DO THIS> Collect and copy every line in the items that contains the word "filmdragerad".

[Spatial layout entries]
— START —

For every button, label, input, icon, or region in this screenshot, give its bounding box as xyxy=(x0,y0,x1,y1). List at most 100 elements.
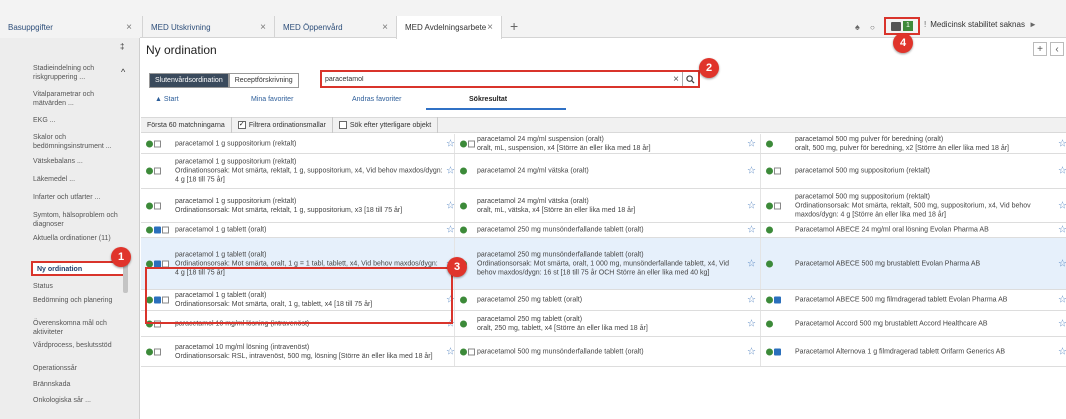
clear-icon[interactable]: × xyxy=(670,74,682,85)
tab-andras-favoriter[interactable]: Andras favoriter xyxy=(352,96,401,103)
status-icons xyxy=(766,226,773,234)
favorite-star-icon[interactable]: ☆ xyxy=(747,138,756,149)
sidebar-item[interactable]: Stadieindelning och riskgruppering ... xyxy=(33,64,125,82)
result-text: Paracetamol ABECE 500 mg filmdragerad ta… xyxy=(795,296,1008,304)
favorite-star-icon[interactable]: ☆ xyxy=(1058,200,1066,211)
favorite-star-icon[interactable]: ☆ xyxy=(747,295,756,306)
slutenvard-button[interactable]: Slutenvårdsordination xyxy=(149,73,229,88)
sidebar-item[interactable]: Läkemedel ... xyxy=(33,175,125,184)
result-cell[interactable]: paracetamol 1 g tablett (oralt) ☆ xyxy=(141,223,455,237)
result-cell[interactable]: paracetamol 24 mg/ml vätska (oralt) ☆ xyxy=(455,154,761,188)
result-cell[interactable]: paracetamol 1 g suppositorium (rektalt) ☆ xyxy=(141,134,455,153)
result-cell[interactable]: paracetamol 250 mg munsönderfallande tab… xyxy=(455,238,761,289)
sidebar-item[interactable]: Vätskebalans ... xyxy=(33,157,125,166)
tab-sokresultat[interactable]: Sökresultat xyxy=(469,96,507,103)
favorite-star-icon[interactable]: ☆ xyxy=(446,138,455,149)
table-row[interactable]: paracetamol 1 g suppositorium (rektalt) ☆… xyxy=(141,134,1066,154)
result-cell[interactable]: paracetamol 24 mg/ml suspension (oralt) … xyxy=(455,134,761,153)
sidebar-item[interactable]: Symtom, hälsoproblem och diagnoser xyxy=(33,211,125,229)
favorite-star-icon[interactable]: ☆ xyxy=(1058,258,1066,269)
table-row[interactable]: paracetamol 1 g suppositorium (rektalt) … xyxy=(141,189,1066,223)
sidebar-item[interactable]: Aktuella ordinationer (11) xyxy=(33,234,125,243)
bell-icon[interactable]: ♠ xyxy=(855,16,860,38)
favorite-star-icon[interactable]: ☆ xyxy=(446,346,455,357)
result-cell[interactable]: Paracetamol Accord 500 mg brustablett Ac… xyxy=(761,311,1066,336)
result-cell[interactable]: Paracetamol ABECE 500 mg brustablett Evo… xyxy=(761,238,1066,289)
template-icon xyxy=(162,260,169,267)
sidebar-item[interactable]: Överenskomna mål och aktiviteter xyxy=(33,319,125,337)
close-icon[interactable]: × xyxy=(126,22,132,33)
favorite-star-icon[interactable]: ☆ xyxy=(446,225,455,236)
table-row[interactable]: paracetamol 1 g tablett (oralt) ☆ paraceta… xyxy=(141,223,1066,238)
sidebar-item[interactable]: Onkologiska sår ... xyxy=(33,396,125,405)
result-cell[interactable]: paracetamol 10 mg/ml lösning (intravenös… xyxy=(141,337,455,366)
inbox-icon xyxy=(891,21,901,31)
result-cell[interactable]: paracetamol 1 g suppositorium (rektalt) … xyxy=(141,189,455,222)
add-tab-icon[interactable]: + xyxy=(510,18,518,34)
favorite-star-icon[interactable]: ☆ xyxy=(747,258,756,269)
sidebar-item[interactable]: Vårdprocess, beslutsstöd xyxy=(33,341,125,350)
close-icon[interactable]: × xyxy=(382,22,388,33)
sidebar-item[interactable]: Skalor och bedömningsinstrument ... xyxy=(33,133,125,151)
result-cell[interactable]: paracetamol 500 mg pulver för beredning … xyxy=(761,134,1066,153)
search-icon xyxy=(686,74,695,84)
status-text: Medicinsk stabilitet saknas xyxy=(930,20,1025,29)
tab-basuppgifter[interactable]: Basuppgifter × xyxy=(0,16,140,38)
favorite-star-icon[interactable]: ☆ xyxy=(1058,138,1066,149)
checkbox[interactable] xyxy=(237,120,246,129)
pin-icon[interactable]: ‡ xyxy=(120,42,124,51)
checkbox[interactable] xyxy=(338,121,347,129)
favorite-star-icon[interactable]: ☆ xyxy=(747,346,756,357)
favorite-star-icon[interactable]: ☆ xyxy=(747,318,756,329)
favorite-star-icon[interactable]: ☆ xyxy=(446,200,455,211)
callout-badge: 2 xyxy=(699,58,719,78)
sidebar-item[interactable]: Status xyxy=(33,282,125,291)
result-cell[interactable]: paracetamol 1 g suppositorium (rektalt) … xyxy=(141,154,455,188)
search-more-checkbox[interactable]: Sök efter ytterligare objekt xyxy=(333,117,439,133)
status-warning[interactable]: ! Medicinsk stabilitet saknas ► xyxy=(924,20,1037,29)
result-cell[interactable]: paracetamol 250 mg munsönderfallande tab… xyxy=(455,223,761,237)
favorite-star-icon[interactable]: ☆ xyxy=(747,225,756,236)
collapse-icon[interactable]: ‹ xyxy=(1050,42,1064,56)
favorite-star-icon[interactable]: ☆ xyxy=(1058,346,1066,357)
table-row[interactable]: paracetamol 10 mg/ml lösning (intravenös… xyxy=(141,337,1066,367)
close-icon[interactable]: × xyxy=(260,22,266,33)
result-cell[interactable]: Paracetamol ABECE 500 mg filmdragerad ta… xyxy=(761,290,1066,310)
result-cell[interactable]: paracetamol 500 mg suppositorium (rektal… xyxy=(761,154,1066,188)
sidebar-item[interactable]: Brännskada xyxy=(33,380,125,389)
favorite-star-icon[interactable]: ☆ xyxy=(1058,295,1066,306)
result-cell[interactable]: paracetamol 24 mg/ml vätska (oralt) oral… xyxy=(455,189,761,222)
search-button[interactable] xyxy=(682,72,698,86)
sidebar-item[interactable]: EKG ... xyxy=(33,116,125,125)
close-icon[interactable]: × xyxy=(487,22,493,33)
sidebar-item[interactable]: Bedömning och planering xyxy=(33,296,125,305)
info-icon[interactable]: ○ xyxy=(870,16,875,38)
sidebar-item[interactable]: Infarter och utfarter ... xyxy=(33,193,125,202)
table-row[interactable]: paracetamol 1 g suppositorium (rektalt) … xyxy=(141,154,1066,189)
add-icon[interactable]: + xyxy=(1033,42,1047,56)
tab-med-oppenvard[interactable]: MED Öppenvård × xyxy=(274,16,396,38)
filter-templates-checkbox[interactable]: Filtrera ordinationsmallar xyxy=(232,117,333,133)
favorite-star-icon[interactable]: ☆ xyxy=(747,200,756,211)
tab-med-avdelningsarbete[interactable]: MED Avdelningsarbete × xyxy=(396,16,502,39)
result-cell[interactable]: paracetamol 250 mg tablett (oralt) ☆ xyxy=(455,290,761,310)
result-cell[interactable]: paracetamol 500 mg suppositorium (rektal… xyxy=(761,189,1066,222)
favorite-star-icon[interactable]: ☆ xyxy=(446,166,455,177)
favorite-star-icon[interactable]: ☆ xyxy=(1058,166,1066,177)
result-cell[interactable]: Paracetamol Alternova 1 g filmdragerad t… xyxy=(761,337,1066,366)
sidebar-item[interactable]: Operationssår xyxy=(33,364,125,373)
sidebar-item[interactable]: Vitalparametrar och mätvärden ... xyxy=(33,90,125,108)
tab-start[interactable]: ▲ Start xyxy=(155,96,179,103)
result-cell[interactable]: paracetamol 250 mg tablett (oralt) oralt… xyxy=(455,311,761,336)
tab-mina-favoriter[interactable]: Mina favoriter xyxy=(251,96,293,103)
favorite-star-icon[interactable]: ☆ xyxy=(1058,225,1066,236)
sidebar-scrollbar[interactable] xyxy=(123,263,128,293)
recept-button[interactable]: Receptförskrivning xyxy=(228,73,299,88)
search-input[interactable] xyxy=(322,72,670,86)
favorite-star-icon[interactable]: ☆ xyxy=(747,166,756,177)
favorite-star-icon[interactable]: ☆ xyxy=(1058,318,1066,329)
result-cell[interactable]: Paracetamol ABECE 24 mg/ml oral lösning … xyxy=(761,223,1066,237)
title-actions: + ‹ xyxy=(1033,42,1064,56)
result-cell[interactable]: paracetamol 500 mg munsönderfallande tab… xyxy=(455,337,761,366)
tab-med-utskrivning[interactable]: MED Utskrivning × xyxy=(142,16,274,38)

— END —

FINAL RESULT>
result-text: Paracetamol ABECE 500 mg filmdragerad ta… xyxy=(795,296,1008,304)
result-cell[interactable]: Paracetamol ABECE 500 mg filmdragerad ta… xyxy=(761,290,1066,310)
result-cell[interactable]: Paracetamol Alternova 1 g filmdragerad t… xyxy=(761,337,1066,366)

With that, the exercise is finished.